TEXT SEGMENT =
Serving Size: 2 Adults & 2 Children
Preparation Time: 10 minutes
Cooking Time: 15 minutes
Ingredients (A)
1. Squid - 2 large
2. Cooking oil - 1 tablespoon
3. Sesame seeds - to garnish
Ingredients (B)
1. Water - 1 cup
2. Soy sauce - ⅓ cup
3. Mirin/Rice vinegar - 3 tablespoons
4. Corn starch - 1 tablespoon dissolved in ¼ cup water
5. Sesame oil - 1 tbsp
6. Brown sugar - 3 tablespoons
7. Ground black pepper - ½ teaspoon
8. Ginger - 2 thin slices
9. Garlic - 2 cloves, minced
10. Onion - ½ small, do not chop
Preparation Instructions
1. Thoroughly clean the squid, leave the tentacles intact.
2. Using a knife, score the body of the squid horizontally, making rings but not fully cut through.
Cooking Instructions
1. Mix all of ingredients (B), except for the cornstarch slurry, in a saucepan on medium heat and bring to a boil.
2. When the sauce is boiling, pour in the cornstarch slurry and leave to simmer until the sauce has thickened.

DATA LINES =
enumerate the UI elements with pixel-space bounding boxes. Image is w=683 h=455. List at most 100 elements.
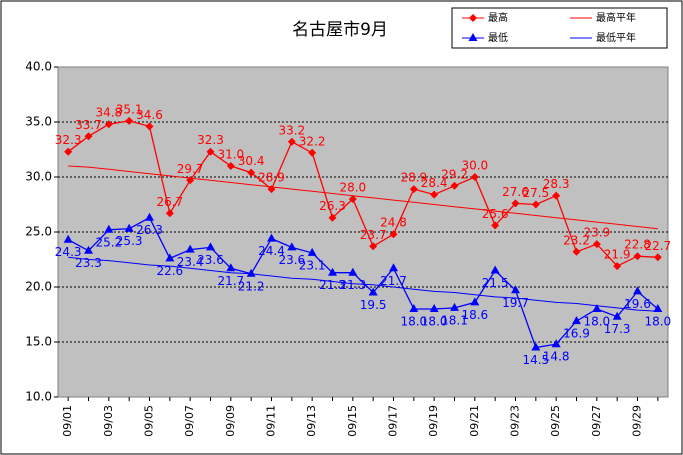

TASK STATEMENT = Which items does the squid recipe list under Ingredients (A), and in what amounts?

WRITTEN SOLUTION = Squid, 2 large; cooking oil, 1 tablespoon; sesame seeds, to garnish.